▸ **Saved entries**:
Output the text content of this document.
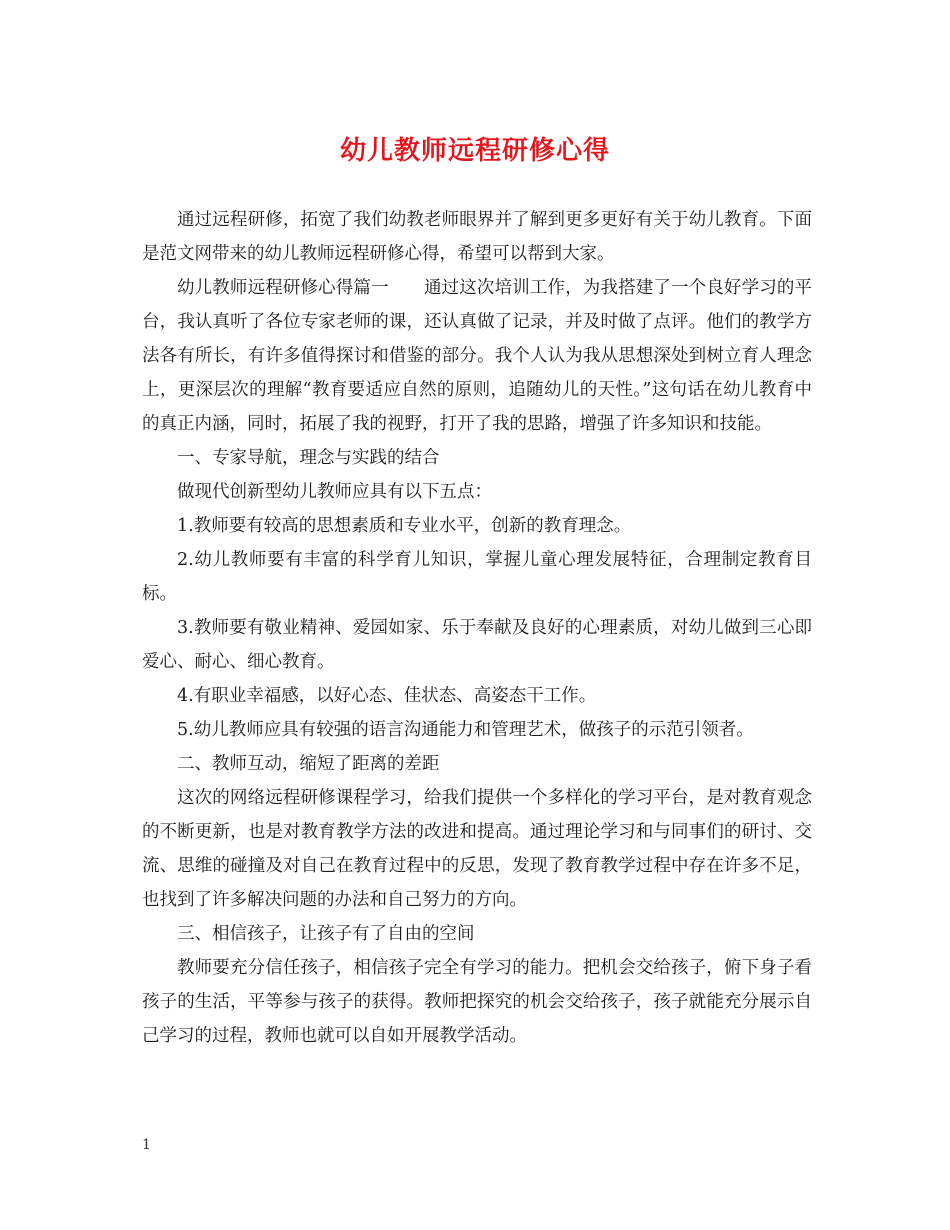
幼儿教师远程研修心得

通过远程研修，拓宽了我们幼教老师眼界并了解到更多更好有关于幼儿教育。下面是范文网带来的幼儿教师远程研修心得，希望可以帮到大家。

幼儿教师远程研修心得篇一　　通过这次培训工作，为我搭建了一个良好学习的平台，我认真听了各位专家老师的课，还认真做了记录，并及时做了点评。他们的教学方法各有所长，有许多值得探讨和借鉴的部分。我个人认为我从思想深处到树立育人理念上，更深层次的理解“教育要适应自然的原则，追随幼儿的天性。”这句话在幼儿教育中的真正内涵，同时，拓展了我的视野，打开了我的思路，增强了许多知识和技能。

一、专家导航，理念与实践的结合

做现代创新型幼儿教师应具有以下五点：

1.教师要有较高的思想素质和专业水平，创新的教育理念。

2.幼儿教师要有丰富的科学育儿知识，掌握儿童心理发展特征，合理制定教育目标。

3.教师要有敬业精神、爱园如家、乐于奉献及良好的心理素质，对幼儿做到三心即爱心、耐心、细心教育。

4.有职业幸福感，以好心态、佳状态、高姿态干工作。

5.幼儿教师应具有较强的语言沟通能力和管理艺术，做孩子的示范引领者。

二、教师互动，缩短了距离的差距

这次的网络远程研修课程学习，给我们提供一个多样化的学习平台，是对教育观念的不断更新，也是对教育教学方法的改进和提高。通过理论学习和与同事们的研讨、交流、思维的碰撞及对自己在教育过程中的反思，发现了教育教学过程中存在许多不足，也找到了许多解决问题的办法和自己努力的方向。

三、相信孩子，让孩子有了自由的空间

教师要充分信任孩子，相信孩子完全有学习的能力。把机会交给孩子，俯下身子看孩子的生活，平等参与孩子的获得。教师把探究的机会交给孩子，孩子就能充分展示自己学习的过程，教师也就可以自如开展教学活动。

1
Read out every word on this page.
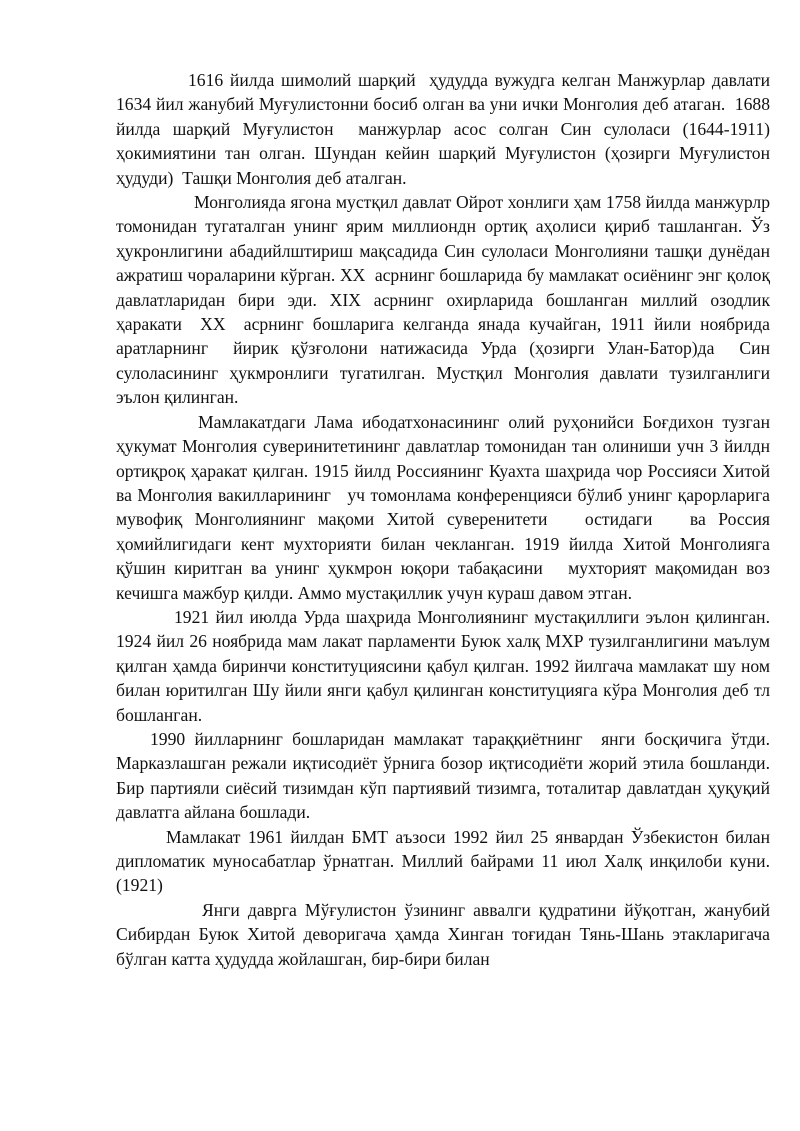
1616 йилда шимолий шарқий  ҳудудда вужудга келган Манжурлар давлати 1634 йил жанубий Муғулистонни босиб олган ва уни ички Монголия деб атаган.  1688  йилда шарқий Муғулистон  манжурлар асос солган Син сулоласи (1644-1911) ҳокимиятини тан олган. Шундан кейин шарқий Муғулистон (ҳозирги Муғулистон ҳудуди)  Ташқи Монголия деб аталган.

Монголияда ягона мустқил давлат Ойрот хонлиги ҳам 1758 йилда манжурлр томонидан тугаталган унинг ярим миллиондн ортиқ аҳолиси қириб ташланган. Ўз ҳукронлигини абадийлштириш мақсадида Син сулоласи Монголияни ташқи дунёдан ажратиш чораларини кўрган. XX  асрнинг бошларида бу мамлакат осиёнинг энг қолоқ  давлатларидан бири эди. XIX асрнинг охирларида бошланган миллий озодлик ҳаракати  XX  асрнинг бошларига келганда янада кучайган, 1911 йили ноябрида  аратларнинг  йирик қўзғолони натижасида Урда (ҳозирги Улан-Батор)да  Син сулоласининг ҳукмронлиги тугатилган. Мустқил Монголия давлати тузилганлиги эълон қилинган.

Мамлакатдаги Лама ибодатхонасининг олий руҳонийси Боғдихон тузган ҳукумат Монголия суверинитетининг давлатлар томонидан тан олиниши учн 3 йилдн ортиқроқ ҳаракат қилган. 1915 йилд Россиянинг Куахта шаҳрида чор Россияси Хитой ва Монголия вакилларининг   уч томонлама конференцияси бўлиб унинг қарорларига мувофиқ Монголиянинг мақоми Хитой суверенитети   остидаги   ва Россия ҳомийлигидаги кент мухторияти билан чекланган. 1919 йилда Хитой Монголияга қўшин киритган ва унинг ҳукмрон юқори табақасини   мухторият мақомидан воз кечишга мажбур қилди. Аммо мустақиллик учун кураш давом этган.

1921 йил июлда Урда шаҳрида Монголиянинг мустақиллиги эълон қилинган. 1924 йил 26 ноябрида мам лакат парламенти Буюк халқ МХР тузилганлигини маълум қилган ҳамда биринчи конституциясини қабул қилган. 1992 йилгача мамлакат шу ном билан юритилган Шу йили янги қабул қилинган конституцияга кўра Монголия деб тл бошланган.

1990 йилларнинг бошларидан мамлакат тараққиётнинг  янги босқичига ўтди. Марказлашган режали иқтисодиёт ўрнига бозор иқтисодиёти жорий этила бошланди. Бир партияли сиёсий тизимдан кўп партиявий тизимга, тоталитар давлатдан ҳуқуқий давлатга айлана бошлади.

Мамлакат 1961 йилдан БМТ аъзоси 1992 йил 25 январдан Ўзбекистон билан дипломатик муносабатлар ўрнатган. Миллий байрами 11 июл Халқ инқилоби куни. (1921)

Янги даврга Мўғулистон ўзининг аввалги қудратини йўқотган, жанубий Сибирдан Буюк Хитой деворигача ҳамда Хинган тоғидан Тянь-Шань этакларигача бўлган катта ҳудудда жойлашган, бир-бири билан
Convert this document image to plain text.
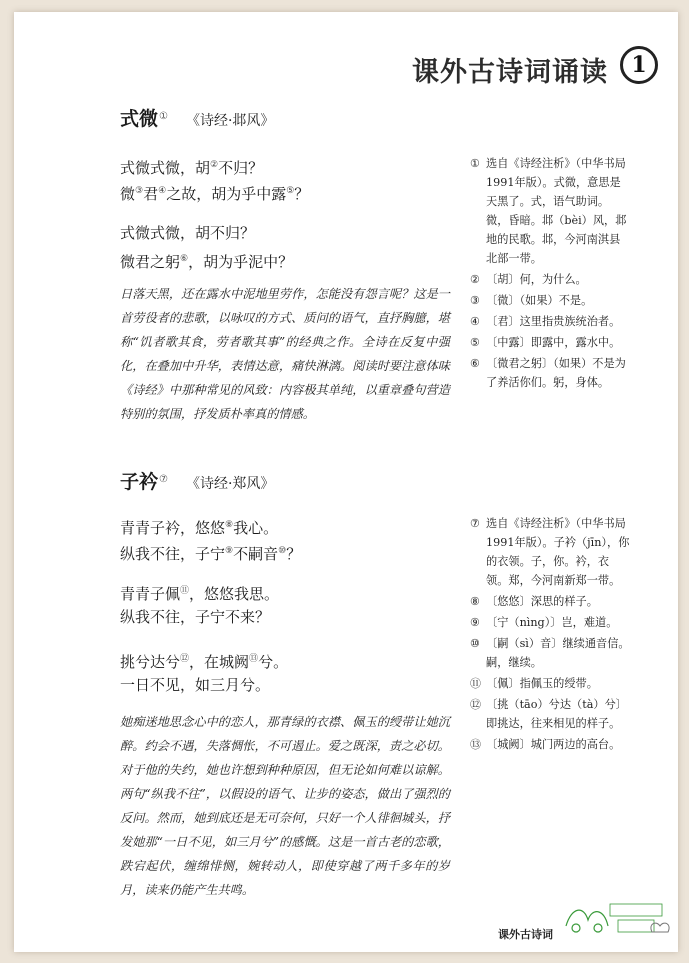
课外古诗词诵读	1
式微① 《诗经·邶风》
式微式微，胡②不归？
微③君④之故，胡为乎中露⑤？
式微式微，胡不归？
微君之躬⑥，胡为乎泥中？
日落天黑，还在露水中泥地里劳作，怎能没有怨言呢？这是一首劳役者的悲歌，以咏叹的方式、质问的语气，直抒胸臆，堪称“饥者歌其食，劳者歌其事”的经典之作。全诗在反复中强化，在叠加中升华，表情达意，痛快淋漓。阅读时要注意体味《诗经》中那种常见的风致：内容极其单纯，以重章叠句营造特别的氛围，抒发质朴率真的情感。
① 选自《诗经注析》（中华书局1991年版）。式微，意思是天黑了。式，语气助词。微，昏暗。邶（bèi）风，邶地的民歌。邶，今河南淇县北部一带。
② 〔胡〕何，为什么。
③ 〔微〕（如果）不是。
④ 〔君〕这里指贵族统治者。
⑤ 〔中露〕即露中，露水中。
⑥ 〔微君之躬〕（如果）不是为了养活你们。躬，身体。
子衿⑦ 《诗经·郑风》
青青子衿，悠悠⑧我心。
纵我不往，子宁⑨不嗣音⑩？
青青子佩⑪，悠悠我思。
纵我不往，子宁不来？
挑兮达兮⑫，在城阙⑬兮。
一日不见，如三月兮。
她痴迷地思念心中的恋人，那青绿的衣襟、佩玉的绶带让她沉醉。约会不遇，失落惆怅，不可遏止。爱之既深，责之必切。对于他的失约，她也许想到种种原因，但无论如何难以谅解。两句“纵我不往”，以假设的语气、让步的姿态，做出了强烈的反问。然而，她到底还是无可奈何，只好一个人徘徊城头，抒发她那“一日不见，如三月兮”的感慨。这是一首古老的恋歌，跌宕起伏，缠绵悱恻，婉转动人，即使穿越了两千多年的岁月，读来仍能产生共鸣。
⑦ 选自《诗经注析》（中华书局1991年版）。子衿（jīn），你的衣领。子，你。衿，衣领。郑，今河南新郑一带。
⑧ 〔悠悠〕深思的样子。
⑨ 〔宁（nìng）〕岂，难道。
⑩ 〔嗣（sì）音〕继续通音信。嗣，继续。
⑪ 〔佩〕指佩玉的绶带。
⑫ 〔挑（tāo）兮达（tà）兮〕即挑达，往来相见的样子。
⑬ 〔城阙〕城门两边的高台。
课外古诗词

▸ **Brief**:
Transcribe every entry above exactly. Omit all pictures.

▸ **Full solution**:
Output the text content of this document.
幼儿教师远程研修心得

通过远程研修，拓宽了我们幼教老师眼界并了解到更多更好有关于幼儿教育。下面是范文网带来的幼儿教师远程研修心得，希望可以帮到大家。

幼儿教师远程研修心得篇一　　通过这次培训工作，为我搭建了一个良好学习的平台，我认真听了各位专家老师的课，还认真做了记录，并及时做了点评。他们的教学方法各有所长，有许多值得探讨和借鉴的部分。我个人认为我从思想深处到树立育人理念上，更深层次的理解“教育要适应自然的原则，追随幼儿的天性。”这句话在幼儿教育中的真正内涵，同时，拓展了我的视野，打开了我的思路，增强了许多知识和技能。

一、专家导航，理念与实践的结合

做现代创新型幼儿教师应具有以下五点：

1.教师要有较高的思想素质和专业水平，创新的教育理念。

2.幼儿教师要有丰富的科学育儿知识，掌握儿童心理发展特征，合理制定教育目标。

3.教师要有敬业精神、爱园如家、乐于奉献及良好的心理素质，对幼儿做到三心即爱心、耐心、细心教育。

4.有职业幸福感，以好心态、佳状态、高姿态干工作。

5.幼儿教师应具有较强的语言沟通能力和管理艺术，做孩子的示范引领者。

二、教师互动，缩短了距离的差距

这次的网络远程研修课程学习，给我们提供一个多样化的学习平台，是对教育观念的不断更新，也是对教育教学方法的改进和提高。通过理论学习和与同事们的研讨、交流、思维的碰撞及对自己在教育过程中的反思，发现了教育教学过程中存在许多不足，也找到了许多解决问题的办法和自己努力的方向。

三、相信孩子，让孩子有了自由的空间

教师要充分信任孩子，相信孩子完全有学习的能力。把机会交给孩子，俯下身子看孩子的生活，平等参与孩子的获得。教师把探究的机会交给孩子，孩子就能充分展示自己学习的过程，教师也就可以自如开展教学活动。

1
Read out every word on this page.
1616 йилда шимолий шарқий  ҳудудда вужудга келган Манжурлар давлати 1634 йил жанубий Муғулистонни босиб олган ва уни ички Монголия деб атаган.  1688  йилда шарқий Муғулистон  манжурлар асос солган Син сулоласи (1644-1911) ҳокимиятини тан олган. Шундан кейин шарқий Муғулистон (ҳозирги Муғулистон ҳудуди)  Ташқи Монголия деб аталган.

Монголияда ягона мустқил давлат Ойрот хонлиги ҳам 1758 йилда манжурлр томонидан тугаталган унинг ярим миллиондн ортиқ аҳолиси қириб ташланган. Ўз ҳукронлигини абадийлштириш мақсадида Син сулоласи Монголияни ташқи дунёдан ажратиш чораларини кўрган. XX  асрнинг бошларида бу мамлакат осиёнинг энг қолоқ  давлатларидан бири эди. XIX асрнинг охирларида бошланган миллий озодлик ҳаракати  XX  асрнинг бошларига келганда янада кучайган, 1911 йили ноябрида  аратларнинг  йирик қўзғолони натижасида Урда (ҳозирги Улан-Батор)да  Син сулоласининг ҳукмронлиги тугатилган. Мустқил Монголия давлати тузилганлиги эълон қилинган.

Мамлакатдаги Лама ибодатхонасининг олий руҳонийси Боғдихон тузган ҳукумат Монголия суверинитетининг давлатлар томонидан тан олиниши учн 3 йилдн ортиқроқ ҳаракат қилган. 1915 йилд Россиянинг Куахта шаҳрида чор Россияси Хитой ва Монголия вакилларининг   уч томонлама конференцияси бўлиб унинг қарорларига мувофиқ Монголиянинг мақоми Хитой суверенитети   остидаги   ва Россия ҳомийлигидаги кент мухторияти билан чекланган. 1919 йилда Хитой Монголияга қўшин киритган ва унинг ҳукмрон юқори табақасини   мухторият мақомидан воз кечишга мажбур қилди. Аммо мустақиллик учун кураш давом этган.

1921 йил июлда Урда шаҳрида Монголиянинг мустақиллиги эълон қилинган. 1924 йил 26 ноябрида мам лакат парламенти Буюк халқ МХР тузилганлигини маълум қилган ҳамда биринчи конституциясини қабул қилган. 1992 йилгача мамлакат шу ном билан юритилган Шу йили янги қабул қилинган конституцияга кўра Монголия деб тл бошланган.

1990 йилларнинг бошларидан мамлакат тараққиётнинг  янги босқичига ўтди. Марказлашган режали иқтисодиёт ўрнига бозор иқтисодиёти жорий этила бошланди. Бир партияли сиёсий тизимдан кўп партиявий тизимга, тоталитар давлатдан ҳуқуқий давлатга айлана бошлади.

Мамлакат 1961 йилдан БМТ аъзоси 1992 йил 25 январдан Ўзбекистон билан дипломатик муносабатлар ўрнатган. Миллий байрами 11 июл Халқ инқилоби куни. (1921)

Янги даврга Мўғулистон ўзининг аввалги қудратини йўқотган, жанубий Сибирдан Буюк Хитой деворигача ҳамда Хинган тоғидан Тянь-Шань этакларигача бўлган катта ҳудудда жойлашган, бир-бири билан
Convert this document image to plain text.
课外古诗词诵读	1
式微① 《诗经·邶风》
式微式微，胡②不归？
微③君④之故，胡为乎中露⑤？
式微式微，胡不归？
微君之躬⑥，胡为乎泥中？
日落天黑，还在露水中泥地里劳作，怎能没有怨言呢？这是一首劳役者的悲歌，以咏叹的方式、质问的语气，直抒胸臆，堪称“饥者歌其食，劳者歌其事”的经典之作。全诗在反复中强化，在叠加中升华，表情达意，痛快淋漓。阅读时要注意体味《诗经》中那种常见的风致：内容极其单纯，以重章叠句营造特别的氛围，抒发质朴率真的情感。
① 选自《诗经注析》（中华书局1991年版）。式微，意思是天黑了。式，语气助词。微，昏暗。邶（bèi）风，邶地的民歌。邶，今河南淇县北部一带。
② 〔胡〕何，为什么。
③ 〔微〕（如果）不是。
④ 〔君〕这里指贵族统治者。
⑤ 〔中露〕即露中，露水中。
⑥ 〔微君之躬〕（如果）不是为了养活你们。躬，身体。
子衿⑦ 《诗经·郑风》
青青子衿，悠悠⑧我心。
纵我不往，子宁⑨不嗣音⑩？
青青子佩⑪，悠悠我思。
纵我不往，子宁不来？
挑兮达兮⑫，在城阙⑬兮。
一日不见，如三月兮。
她痴迷地思念心中的恋人，那青绿的衣襟、佩玉的绶带让她沉醉。约会不遇，失落惆怅，不可遏止。爱之既深，责之必切。对于他的失约，她也许想到种种原因，但无论如何难以谅解。两句“纵我不往”，以假设的语气、让步的姿态，做出了强烈的反问。然而，她到底还是无可奈何，只好一个人徘徊城头，抒发她那“一日不见，如三月兮”的感慨。这是一首古老的恋歌，跌宕起伏，缠绵悱恻，婉转动人，即使穿越了两千多年的岁月，读来仍能产生共鸣。
⑦ 选自《诗经注析》（中华书局1991年版）。子衿（jīn），你的衣领。子，你。衿，衣领。郑，今河南新郑一带。
⑧ 〔悠悠〕深思的样子。
⑨ 〔宁（nìng）〕岂，难道。
⑩ 〔嗣（sì）音〕继续通音信。嗣，继续。
⑪ 〔佩〕指佩玉的绶带。
⑫ 〔挑（tāo）兮达（tà）兮〕即挑达，往来相见的样子。
⑬ 〔城阙〕城门两边的高台。
课外古诗词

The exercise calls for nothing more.